[Stored dataset items]

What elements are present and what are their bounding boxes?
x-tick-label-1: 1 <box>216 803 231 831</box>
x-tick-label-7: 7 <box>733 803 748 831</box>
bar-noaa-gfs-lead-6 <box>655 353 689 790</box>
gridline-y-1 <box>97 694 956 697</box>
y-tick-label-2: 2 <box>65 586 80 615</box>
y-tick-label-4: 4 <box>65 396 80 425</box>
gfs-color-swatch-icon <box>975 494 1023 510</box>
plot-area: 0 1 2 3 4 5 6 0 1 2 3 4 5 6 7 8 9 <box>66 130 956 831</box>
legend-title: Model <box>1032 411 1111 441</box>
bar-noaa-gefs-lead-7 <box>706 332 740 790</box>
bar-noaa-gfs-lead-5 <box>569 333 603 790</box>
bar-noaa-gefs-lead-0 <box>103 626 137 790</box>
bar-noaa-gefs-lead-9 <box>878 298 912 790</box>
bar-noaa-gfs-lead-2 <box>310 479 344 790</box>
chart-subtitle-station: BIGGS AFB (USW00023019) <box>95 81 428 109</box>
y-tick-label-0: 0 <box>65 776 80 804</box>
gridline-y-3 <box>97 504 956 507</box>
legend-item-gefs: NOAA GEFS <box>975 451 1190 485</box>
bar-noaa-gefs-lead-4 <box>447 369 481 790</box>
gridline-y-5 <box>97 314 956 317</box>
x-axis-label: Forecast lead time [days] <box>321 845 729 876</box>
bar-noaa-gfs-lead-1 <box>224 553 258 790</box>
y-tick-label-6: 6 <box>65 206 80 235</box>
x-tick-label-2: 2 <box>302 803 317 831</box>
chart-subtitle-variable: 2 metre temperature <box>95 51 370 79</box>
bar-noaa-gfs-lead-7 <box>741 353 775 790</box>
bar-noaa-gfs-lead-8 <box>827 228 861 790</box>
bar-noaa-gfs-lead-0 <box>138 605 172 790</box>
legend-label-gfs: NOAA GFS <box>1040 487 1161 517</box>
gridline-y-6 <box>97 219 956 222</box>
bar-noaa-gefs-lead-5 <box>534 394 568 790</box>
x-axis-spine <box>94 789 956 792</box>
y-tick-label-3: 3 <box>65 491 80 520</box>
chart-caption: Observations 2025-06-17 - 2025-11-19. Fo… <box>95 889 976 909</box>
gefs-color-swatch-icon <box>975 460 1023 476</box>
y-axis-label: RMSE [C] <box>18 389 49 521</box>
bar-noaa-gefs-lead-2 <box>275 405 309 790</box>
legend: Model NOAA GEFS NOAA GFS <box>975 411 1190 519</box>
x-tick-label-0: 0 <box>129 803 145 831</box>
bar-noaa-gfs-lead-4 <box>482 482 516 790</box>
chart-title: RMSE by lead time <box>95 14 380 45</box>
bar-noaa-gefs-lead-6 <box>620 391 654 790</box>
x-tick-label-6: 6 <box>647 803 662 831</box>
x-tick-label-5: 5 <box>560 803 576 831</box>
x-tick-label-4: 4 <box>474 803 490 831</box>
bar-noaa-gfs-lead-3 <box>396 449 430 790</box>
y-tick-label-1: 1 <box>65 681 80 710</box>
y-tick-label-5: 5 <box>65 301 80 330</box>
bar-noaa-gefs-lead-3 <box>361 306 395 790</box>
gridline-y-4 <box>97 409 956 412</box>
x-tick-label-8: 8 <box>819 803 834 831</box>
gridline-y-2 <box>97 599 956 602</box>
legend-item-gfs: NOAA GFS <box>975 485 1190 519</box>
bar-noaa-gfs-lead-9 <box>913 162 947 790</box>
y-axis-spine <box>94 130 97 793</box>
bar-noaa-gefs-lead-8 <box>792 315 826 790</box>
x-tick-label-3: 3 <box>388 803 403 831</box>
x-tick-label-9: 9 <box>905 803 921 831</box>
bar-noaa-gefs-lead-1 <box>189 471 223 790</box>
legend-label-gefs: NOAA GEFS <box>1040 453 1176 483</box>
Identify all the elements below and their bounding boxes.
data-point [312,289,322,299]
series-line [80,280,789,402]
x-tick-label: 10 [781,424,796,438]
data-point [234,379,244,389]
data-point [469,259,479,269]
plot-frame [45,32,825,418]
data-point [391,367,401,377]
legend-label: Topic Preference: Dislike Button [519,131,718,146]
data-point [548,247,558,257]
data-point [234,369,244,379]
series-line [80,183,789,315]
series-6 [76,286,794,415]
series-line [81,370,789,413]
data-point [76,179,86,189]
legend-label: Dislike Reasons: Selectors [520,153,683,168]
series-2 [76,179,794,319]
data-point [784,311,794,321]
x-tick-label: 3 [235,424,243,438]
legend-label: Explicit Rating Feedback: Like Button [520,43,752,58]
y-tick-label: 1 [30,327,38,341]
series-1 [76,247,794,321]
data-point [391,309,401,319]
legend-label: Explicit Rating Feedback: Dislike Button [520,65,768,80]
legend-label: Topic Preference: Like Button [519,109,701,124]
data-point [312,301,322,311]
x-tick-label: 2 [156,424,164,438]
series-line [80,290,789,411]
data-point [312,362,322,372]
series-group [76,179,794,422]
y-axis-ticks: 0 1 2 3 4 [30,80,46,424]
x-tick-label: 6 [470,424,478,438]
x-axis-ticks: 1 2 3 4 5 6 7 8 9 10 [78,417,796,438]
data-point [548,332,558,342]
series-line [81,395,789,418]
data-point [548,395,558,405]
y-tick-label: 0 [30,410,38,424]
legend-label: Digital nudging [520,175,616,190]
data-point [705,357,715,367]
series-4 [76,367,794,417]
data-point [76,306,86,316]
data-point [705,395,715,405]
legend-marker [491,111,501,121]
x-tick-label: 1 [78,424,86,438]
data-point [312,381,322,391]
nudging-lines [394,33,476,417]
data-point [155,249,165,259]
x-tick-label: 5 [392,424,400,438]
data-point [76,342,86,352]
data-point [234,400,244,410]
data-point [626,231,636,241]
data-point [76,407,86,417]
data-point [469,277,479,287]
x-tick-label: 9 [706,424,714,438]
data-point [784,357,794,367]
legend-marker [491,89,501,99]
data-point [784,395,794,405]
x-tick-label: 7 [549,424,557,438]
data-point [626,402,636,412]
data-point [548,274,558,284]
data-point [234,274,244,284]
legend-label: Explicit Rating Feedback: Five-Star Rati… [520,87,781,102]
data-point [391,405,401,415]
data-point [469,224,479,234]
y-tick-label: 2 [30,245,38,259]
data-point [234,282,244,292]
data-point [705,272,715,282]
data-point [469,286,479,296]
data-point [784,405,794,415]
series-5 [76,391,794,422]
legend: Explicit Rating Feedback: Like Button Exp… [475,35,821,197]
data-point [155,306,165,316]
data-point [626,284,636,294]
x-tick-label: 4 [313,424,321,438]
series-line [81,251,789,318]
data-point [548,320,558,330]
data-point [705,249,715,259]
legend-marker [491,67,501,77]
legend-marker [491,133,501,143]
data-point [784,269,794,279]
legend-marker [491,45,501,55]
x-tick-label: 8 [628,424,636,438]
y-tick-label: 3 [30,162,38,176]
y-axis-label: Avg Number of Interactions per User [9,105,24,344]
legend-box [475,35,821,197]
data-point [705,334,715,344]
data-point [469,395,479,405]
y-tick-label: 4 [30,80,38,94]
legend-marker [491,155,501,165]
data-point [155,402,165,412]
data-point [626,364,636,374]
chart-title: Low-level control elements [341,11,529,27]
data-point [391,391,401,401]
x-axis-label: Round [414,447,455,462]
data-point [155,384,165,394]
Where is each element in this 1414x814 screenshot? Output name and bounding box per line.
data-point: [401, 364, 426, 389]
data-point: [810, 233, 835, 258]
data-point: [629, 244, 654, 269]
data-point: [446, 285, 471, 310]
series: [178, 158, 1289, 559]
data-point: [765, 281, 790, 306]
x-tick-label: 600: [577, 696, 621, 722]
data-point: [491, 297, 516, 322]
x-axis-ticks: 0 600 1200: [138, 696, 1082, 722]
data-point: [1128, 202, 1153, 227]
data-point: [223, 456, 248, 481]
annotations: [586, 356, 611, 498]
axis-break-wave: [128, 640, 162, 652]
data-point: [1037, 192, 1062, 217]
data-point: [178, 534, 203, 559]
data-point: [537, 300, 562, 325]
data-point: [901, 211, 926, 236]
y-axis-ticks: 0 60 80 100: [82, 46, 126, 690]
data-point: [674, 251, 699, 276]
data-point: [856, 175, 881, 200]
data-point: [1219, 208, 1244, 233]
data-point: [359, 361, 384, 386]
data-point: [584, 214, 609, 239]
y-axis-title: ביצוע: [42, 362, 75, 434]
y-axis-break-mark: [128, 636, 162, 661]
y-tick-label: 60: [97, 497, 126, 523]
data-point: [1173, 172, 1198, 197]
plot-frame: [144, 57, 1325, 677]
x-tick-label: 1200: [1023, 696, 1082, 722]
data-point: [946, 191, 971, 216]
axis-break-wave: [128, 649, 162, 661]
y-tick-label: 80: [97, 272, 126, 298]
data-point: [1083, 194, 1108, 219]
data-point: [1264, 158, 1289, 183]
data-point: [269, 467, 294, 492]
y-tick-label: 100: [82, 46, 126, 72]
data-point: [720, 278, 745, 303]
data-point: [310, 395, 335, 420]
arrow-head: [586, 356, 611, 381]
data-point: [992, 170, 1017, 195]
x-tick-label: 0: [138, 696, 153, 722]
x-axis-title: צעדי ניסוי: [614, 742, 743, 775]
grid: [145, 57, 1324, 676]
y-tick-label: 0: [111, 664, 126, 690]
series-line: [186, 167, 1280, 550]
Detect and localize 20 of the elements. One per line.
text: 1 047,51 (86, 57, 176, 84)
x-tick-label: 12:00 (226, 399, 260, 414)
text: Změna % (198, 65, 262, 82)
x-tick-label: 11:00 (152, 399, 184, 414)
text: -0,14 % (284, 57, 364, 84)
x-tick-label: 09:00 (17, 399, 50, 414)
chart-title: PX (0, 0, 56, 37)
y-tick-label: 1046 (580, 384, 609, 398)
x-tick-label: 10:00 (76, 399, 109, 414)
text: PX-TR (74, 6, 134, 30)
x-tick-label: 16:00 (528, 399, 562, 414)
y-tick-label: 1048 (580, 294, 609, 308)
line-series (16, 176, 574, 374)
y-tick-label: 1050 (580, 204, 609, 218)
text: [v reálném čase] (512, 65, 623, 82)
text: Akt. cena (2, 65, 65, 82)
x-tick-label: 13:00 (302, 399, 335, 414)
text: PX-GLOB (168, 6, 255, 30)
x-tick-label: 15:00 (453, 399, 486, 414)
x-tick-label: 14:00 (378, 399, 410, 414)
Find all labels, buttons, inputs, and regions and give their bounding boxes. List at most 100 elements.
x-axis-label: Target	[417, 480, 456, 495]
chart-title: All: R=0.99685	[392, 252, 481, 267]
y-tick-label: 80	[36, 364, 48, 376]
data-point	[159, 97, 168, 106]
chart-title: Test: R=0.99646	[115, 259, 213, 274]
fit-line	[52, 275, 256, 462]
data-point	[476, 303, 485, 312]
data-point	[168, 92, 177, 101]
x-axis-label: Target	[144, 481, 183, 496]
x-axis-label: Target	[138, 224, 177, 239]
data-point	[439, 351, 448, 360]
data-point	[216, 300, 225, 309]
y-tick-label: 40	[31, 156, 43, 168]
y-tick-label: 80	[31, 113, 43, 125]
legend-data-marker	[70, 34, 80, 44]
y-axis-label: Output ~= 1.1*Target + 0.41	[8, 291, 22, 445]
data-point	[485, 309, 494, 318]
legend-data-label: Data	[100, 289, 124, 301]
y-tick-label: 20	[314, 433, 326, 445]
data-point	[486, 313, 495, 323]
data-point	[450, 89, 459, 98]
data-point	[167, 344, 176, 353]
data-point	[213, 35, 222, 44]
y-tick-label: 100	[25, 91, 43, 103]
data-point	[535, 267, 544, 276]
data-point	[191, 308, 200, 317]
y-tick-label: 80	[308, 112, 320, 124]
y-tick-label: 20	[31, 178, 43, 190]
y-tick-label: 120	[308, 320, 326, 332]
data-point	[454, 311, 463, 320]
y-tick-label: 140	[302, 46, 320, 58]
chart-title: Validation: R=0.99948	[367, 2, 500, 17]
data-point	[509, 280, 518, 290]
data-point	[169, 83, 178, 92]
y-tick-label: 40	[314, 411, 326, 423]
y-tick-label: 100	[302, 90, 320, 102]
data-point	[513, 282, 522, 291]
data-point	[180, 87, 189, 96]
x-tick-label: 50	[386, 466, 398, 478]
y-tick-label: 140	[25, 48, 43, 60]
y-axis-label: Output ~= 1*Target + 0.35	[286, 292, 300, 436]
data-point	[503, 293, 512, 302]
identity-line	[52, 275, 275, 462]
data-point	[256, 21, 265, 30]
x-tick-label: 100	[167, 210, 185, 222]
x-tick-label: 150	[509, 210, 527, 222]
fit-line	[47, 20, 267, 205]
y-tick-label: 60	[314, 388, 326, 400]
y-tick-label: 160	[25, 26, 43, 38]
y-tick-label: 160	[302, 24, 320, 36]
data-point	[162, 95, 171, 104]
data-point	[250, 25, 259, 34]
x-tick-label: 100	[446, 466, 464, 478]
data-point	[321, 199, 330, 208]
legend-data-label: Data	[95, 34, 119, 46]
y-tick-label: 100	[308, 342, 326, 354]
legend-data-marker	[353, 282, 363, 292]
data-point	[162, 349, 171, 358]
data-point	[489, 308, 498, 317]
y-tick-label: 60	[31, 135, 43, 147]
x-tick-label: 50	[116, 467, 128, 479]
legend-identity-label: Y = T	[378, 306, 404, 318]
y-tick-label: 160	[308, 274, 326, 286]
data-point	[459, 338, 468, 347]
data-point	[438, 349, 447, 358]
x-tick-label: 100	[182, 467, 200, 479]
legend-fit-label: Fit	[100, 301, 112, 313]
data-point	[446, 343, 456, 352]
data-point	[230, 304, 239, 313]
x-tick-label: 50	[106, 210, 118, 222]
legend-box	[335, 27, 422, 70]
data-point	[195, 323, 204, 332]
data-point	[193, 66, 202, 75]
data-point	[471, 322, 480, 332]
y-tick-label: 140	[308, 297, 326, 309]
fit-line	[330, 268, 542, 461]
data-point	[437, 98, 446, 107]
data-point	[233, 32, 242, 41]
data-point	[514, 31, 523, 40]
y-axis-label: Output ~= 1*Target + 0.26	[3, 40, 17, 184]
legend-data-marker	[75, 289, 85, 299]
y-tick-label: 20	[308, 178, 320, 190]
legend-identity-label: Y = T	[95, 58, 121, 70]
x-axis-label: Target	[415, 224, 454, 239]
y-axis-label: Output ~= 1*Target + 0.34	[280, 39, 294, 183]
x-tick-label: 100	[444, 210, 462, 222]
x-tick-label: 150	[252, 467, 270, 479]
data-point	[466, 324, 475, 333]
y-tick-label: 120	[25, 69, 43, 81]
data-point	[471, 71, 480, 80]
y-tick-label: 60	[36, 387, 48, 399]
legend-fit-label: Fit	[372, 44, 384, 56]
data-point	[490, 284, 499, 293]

EXERCISE TASK >> Repeat the data above verbatim, from its first line through the line containing "bar-noaa-gefs-lead-4 <box>447 369", including both of those lines.

SOLUTION >>
What elements are present and what are their bounding boxes?
x-tick-label-1: 1 <box>216 803 231 831</box>
x-tick-label-7: 7 <box>733 803 748 831</box>
bar-noaa-gfs-lead-6 <box>655 353 689 790</box>
gridline-y-1 <box>97 694 956 697</box>
y-tick-label-2: 2 <box>65 586 80 615</box>
y-tick-label-4: 4 <box>65 396 80 425</box>
gfs-color-swatch-icon <box>975 494 1023 510</box>
plot-area: 0 1 2 3 4 5 6 0 1 2 3 4 5 6 7 8 9 <box>66 130 956 831</box>
legend-title: Model <box>1032 411 1111 441</box>
bar-noaa-gefs-lead-7 <box>706 332 740 790</box>
bar-noaa-gfs-lead-5 <box>569 333 603 790</box>
bar-noaa-gefs-lead-0 <box>103 626 137 790</box>
bar-noaa-gefs-lead-9 <box>878 298 912 790</box>
bar-noaa-gfs-lead-2 <box>310 479 344 790</box>
chart-subtitle-station: BIGGS AFB (USW00023019) <box>95 81 428 109</box>
y-tick-label-0: 0 <box>65 776 80 804</box>
gridline-y-3 <box>97 504 956 507</box>
legend-item-gefs: NOAA GEFS <box>975 451 1190 485</box>
bar-noaa-gefs-lead-4 <box>447 369 481 790</box>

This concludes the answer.